What you need to do.
Please convert the listing from the line with "x-tick-label: 500 xyxy=(640,208,664,224)" to the line with "data-label: 31 xyxy=(139,139,155,155)", both included, into a JSON list of strings with one string per line and no blank lines.
#### Supplied information
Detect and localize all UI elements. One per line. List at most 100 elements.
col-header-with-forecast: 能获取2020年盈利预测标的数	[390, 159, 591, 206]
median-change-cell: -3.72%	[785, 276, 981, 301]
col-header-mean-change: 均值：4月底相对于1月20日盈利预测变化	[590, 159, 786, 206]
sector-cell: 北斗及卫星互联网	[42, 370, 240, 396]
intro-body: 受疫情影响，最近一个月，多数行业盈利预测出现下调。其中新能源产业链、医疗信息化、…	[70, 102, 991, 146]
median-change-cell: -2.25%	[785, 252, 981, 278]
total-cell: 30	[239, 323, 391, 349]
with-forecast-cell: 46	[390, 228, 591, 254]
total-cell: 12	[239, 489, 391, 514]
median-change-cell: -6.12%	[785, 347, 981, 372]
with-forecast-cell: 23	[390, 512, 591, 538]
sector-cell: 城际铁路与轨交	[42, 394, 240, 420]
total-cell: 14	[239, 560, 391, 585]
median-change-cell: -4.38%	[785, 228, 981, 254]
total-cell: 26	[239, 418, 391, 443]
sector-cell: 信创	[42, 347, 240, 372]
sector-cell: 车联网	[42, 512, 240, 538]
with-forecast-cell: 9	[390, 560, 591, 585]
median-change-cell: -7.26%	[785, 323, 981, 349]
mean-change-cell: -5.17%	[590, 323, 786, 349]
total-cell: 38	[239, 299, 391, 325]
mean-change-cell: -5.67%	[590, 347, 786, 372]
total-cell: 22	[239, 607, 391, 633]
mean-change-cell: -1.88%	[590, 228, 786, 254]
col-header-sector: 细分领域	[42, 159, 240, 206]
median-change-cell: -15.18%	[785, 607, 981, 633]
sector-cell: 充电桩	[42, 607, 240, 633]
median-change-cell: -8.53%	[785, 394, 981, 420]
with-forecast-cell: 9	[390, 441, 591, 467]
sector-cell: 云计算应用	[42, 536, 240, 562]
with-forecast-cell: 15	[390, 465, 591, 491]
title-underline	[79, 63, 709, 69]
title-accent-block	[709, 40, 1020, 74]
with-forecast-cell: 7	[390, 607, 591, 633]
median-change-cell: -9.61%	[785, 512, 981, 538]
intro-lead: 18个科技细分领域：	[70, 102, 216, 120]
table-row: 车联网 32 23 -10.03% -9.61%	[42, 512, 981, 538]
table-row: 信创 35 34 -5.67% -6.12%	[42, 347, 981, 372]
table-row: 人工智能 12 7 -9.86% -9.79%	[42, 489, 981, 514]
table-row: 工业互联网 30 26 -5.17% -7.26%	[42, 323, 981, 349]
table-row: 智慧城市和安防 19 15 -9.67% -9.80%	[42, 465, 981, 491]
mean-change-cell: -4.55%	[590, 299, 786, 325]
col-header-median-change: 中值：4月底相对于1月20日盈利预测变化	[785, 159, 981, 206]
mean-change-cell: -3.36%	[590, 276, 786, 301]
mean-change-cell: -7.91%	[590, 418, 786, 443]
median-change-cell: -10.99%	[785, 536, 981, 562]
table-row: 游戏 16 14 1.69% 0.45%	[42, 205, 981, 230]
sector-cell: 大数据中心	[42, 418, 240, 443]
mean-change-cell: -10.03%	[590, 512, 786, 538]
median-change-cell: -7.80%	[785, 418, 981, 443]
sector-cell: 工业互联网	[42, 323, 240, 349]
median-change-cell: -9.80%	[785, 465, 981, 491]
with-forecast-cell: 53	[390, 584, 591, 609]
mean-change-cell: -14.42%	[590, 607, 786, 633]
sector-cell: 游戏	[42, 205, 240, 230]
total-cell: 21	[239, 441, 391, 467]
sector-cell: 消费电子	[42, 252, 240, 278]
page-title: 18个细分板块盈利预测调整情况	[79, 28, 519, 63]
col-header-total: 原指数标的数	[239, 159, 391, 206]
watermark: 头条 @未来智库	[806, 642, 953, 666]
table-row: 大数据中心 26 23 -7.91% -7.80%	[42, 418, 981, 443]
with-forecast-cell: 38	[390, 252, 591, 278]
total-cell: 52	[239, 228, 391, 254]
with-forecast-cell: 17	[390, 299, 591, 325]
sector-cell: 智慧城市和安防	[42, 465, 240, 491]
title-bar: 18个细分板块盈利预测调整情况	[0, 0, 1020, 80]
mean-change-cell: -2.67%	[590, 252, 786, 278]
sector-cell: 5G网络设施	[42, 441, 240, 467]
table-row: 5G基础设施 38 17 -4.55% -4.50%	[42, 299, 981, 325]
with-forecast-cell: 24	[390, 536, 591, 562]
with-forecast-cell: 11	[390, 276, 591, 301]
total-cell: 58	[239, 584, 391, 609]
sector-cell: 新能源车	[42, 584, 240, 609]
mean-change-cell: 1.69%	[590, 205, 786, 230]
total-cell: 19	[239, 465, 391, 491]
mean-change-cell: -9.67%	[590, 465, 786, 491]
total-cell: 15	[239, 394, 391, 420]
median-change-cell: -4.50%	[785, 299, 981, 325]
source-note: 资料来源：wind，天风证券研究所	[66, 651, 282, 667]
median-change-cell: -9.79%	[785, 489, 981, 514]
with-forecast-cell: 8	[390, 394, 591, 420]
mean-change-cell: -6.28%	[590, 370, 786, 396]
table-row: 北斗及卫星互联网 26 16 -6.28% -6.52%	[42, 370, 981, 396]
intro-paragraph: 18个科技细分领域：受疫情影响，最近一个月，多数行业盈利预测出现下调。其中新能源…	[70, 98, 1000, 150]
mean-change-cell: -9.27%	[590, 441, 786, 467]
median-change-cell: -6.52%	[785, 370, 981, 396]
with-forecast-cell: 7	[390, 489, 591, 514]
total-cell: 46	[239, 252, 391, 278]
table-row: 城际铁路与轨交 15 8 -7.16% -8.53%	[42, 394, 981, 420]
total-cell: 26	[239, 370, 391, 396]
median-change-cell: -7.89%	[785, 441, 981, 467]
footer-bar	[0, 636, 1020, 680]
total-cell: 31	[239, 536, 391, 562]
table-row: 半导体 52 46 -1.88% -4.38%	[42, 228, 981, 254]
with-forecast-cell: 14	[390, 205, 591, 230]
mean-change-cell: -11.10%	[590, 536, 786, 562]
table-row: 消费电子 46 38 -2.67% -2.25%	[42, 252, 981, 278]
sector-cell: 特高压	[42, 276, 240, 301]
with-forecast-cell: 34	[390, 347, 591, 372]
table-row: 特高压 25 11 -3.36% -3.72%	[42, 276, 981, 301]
########
#### Supplied information
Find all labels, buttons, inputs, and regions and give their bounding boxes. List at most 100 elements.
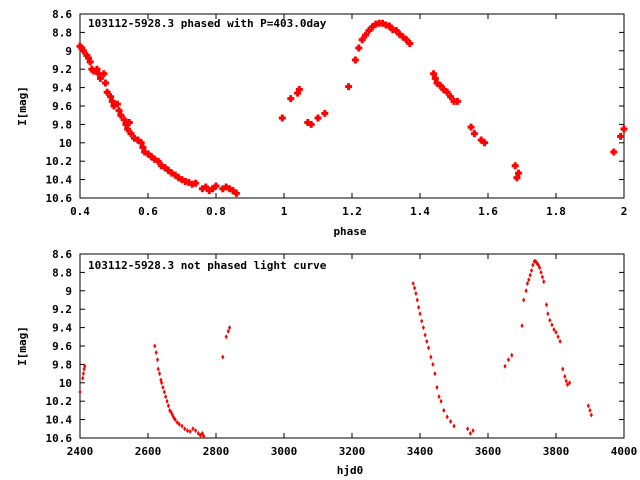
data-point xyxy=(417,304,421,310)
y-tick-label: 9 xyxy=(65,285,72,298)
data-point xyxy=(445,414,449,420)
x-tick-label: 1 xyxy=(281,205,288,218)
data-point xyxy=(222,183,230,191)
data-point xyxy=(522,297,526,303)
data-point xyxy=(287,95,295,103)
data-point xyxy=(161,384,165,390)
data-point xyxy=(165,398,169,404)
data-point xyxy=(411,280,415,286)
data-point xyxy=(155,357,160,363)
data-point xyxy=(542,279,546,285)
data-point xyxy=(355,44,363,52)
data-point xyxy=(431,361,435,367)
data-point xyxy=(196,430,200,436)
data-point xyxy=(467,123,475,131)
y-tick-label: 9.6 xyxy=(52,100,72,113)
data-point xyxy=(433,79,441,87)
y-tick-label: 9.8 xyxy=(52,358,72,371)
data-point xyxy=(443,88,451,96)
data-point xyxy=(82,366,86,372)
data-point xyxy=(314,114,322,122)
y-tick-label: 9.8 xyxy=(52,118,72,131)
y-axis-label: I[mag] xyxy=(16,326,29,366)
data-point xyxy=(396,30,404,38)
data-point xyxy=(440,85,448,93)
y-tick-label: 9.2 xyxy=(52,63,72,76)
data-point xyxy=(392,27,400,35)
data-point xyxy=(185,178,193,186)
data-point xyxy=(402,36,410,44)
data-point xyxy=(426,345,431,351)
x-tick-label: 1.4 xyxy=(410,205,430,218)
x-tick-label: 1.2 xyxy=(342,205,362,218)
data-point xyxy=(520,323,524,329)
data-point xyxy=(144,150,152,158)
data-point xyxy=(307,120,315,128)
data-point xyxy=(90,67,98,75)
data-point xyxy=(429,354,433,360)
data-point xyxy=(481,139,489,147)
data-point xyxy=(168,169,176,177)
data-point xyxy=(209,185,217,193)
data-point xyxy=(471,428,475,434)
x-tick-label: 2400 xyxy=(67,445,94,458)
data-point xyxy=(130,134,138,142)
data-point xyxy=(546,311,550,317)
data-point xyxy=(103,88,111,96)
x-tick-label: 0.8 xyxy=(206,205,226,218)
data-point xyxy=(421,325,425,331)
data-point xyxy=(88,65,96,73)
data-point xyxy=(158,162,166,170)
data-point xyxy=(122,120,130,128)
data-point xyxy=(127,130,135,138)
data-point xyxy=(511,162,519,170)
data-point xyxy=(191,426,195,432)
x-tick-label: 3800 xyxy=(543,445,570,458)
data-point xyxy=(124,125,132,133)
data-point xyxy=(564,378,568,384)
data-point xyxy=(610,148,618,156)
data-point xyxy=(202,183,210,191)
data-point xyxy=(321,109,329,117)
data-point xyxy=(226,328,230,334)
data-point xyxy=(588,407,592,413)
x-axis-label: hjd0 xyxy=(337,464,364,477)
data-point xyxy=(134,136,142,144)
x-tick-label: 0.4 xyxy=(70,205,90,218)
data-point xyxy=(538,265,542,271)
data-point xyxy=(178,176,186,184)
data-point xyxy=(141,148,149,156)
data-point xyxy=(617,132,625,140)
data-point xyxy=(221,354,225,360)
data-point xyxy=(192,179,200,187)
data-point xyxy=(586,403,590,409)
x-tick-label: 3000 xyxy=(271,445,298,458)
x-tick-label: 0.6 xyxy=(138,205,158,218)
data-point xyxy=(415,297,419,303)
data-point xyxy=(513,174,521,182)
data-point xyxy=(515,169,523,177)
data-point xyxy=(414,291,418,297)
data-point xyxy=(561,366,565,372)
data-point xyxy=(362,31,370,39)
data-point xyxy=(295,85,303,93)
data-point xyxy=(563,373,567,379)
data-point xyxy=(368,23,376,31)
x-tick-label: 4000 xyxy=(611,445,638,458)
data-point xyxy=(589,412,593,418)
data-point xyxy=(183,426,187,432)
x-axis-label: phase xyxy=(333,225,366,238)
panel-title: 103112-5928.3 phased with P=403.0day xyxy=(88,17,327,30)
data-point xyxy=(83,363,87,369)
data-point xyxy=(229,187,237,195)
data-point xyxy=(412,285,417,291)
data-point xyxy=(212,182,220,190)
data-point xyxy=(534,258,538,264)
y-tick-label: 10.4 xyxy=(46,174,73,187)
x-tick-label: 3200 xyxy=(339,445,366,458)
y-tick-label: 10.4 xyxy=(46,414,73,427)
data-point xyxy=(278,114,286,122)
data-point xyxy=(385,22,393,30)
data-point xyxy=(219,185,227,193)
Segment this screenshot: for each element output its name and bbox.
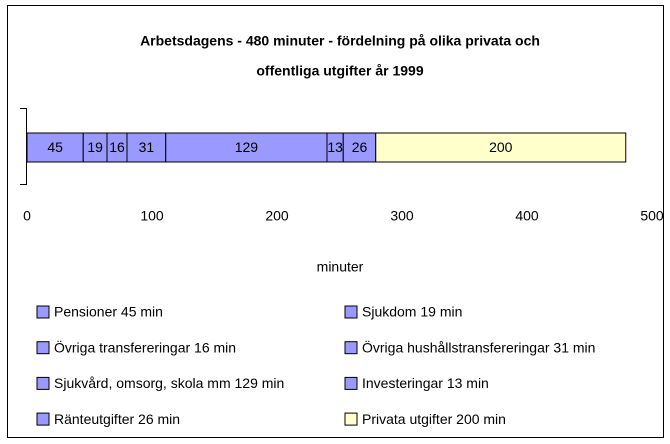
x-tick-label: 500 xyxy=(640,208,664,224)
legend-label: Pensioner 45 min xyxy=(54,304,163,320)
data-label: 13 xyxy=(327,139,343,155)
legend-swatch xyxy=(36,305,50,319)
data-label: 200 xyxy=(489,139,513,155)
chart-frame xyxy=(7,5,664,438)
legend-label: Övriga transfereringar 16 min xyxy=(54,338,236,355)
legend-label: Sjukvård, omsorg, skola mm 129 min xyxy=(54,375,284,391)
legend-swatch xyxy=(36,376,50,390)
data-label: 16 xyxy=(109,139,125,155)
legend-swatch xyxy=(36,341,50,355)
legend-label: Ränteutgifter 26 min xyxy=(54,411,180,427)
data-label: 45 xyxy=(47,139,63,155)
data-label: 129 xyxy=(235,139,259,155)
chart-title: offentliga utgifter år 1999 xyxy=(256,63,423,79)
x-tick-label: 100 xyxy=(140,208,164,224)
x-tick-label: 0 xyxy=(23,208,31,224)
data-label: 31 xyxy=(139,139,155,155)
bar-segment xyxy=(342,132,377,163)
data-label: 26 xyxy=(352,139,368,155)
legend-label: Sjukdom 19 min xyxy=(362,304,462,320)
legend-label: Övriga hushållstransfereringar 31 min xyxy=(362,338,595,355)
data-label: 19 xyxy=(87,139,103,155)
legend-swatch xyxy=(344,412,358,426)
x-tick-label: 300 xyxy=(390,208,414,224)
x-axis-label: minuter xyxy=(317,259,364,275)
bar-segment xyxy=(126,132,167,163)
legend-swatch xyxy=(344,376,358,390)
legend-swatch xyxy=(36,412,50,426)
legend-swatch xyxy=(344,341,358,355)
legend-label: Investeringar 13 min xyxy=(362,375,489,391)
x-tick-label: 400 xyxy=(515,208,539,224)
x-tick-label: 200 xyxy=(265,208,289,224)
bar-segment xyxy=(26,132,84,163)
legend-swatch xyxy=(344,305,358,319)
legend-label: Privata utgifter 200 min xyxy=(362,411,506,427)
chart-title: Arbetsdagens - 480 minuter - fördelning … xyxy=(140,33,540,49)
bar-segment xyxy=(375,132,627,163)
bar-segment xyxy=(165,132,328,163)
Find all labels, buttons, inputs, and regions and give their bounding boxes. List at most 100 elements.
########
#### Supplied information
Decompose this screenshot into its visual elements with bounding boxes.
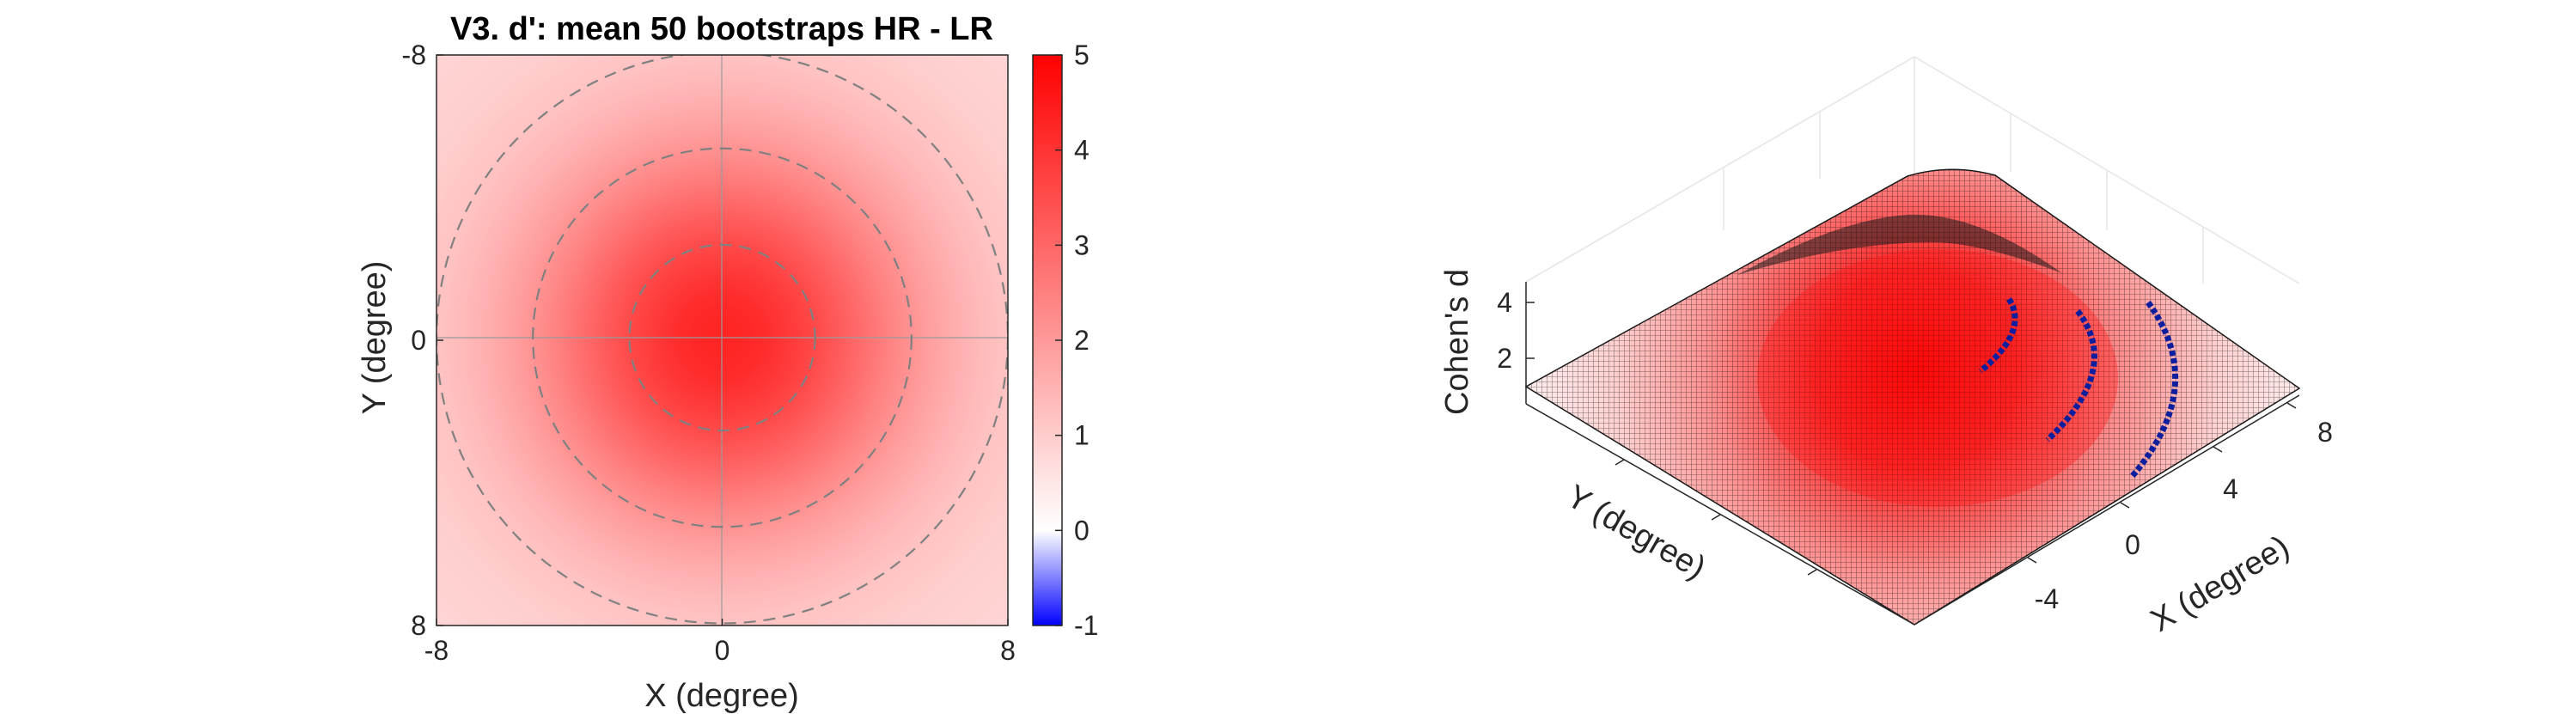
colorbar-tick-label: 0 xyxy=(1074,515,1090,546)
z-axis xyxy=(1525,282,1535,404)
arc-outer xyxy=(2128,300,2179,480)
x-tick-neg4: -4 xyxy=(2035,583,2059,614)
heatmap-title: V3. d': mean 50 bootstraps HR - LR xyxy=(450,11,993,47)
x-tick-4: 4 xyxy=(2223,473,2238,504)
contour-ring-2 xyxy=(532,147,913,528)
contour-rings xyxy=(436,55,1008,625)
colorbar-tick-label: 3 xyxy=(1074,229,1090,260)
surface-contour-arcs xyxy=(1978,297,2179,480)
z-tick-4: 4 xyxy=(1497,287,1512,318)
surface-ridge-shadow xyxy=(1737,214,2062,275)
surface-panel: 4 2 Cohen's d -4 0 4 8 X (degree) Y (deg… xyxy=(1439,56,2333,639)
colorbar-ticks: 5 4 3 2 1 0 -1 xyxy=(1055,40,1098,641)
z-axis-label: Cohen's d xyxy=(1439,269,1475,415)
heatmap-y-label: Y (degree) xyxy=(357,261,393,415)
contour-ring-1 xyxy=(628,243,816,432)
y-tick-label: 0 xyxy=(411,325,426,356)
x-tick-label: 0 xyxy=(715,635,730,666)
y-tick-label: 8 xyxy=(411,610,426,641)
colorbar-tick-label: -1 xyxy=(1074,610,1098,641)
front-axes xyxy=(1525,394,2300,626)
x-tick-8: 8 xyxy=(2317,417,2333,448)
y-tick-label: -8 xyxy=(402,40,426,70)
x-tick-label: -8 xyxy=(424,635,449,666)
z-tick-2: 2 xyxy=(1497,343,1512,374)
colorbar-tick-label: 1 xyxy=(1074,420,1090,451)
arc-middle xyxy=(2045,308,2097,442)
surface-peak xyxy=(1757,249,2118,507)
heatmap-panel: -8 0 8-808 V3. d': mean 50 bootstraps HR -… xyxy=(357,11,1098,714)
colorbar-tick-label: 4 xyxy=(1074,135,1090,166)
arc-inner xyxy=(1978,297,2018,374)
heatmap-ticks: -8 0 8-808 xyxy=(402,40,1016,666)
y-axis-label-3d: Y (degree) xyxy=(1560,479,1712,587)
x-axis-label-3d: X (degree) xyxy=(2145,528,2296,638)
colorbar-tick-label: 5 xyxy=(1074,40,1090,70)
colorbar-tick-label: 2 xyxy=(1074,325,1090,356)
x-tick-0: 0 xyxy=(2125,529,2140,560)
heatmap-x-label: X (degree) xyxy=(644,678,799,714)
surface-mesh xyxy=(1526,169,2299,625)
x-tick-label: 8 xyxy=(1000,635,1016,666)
########
Written reply.
[
  "x-tick-label: 500 xyxy=(640,208,664,224)",
  "legend-label: Pensioner 45 min xyxy=(54,304,163,320)",
  "data-label: 13 xyxy=(327,139,343,155)",
  "legend-swatch xyxy=(36,305,50,319)",
  "data-label: 200 xyxy=(489,139,513,155)",
  "chart-frame xyxy=(7,5,664,438)",
  "legend-label: Övriga transfereringar 16 min xyxy=(54,338,236,355)",
  "legend-label: Sjukvård, omsorg, skola mm 129 min xyxy=(54,375,284,391)",
  "legend-swatch xyxy=(36,376,50,390)",
  "data-label: 16 xyxy=(109,139,125,155)",
  "legend-swatch xyxy=(36,341,50,355)",
  "legend-label: Ränteutgifter 26 min xyxy=(54,411,180,427)",
  "data-label: 45 xyxy=(47,139,63,155)",
  "data-label: 129 xyxy=(235,139,259,155)",
  "chart-title: offentliga utgifter år 1999 xyxy=(256,63,423,79)",
  "x-tick-label: 100 xyxy=(140,208,164,224)",
  "x-tick-label: 0 xyxy=(23,208,31,224)",
  "data-label: 31 xyxy=(139,139,155,155)"
]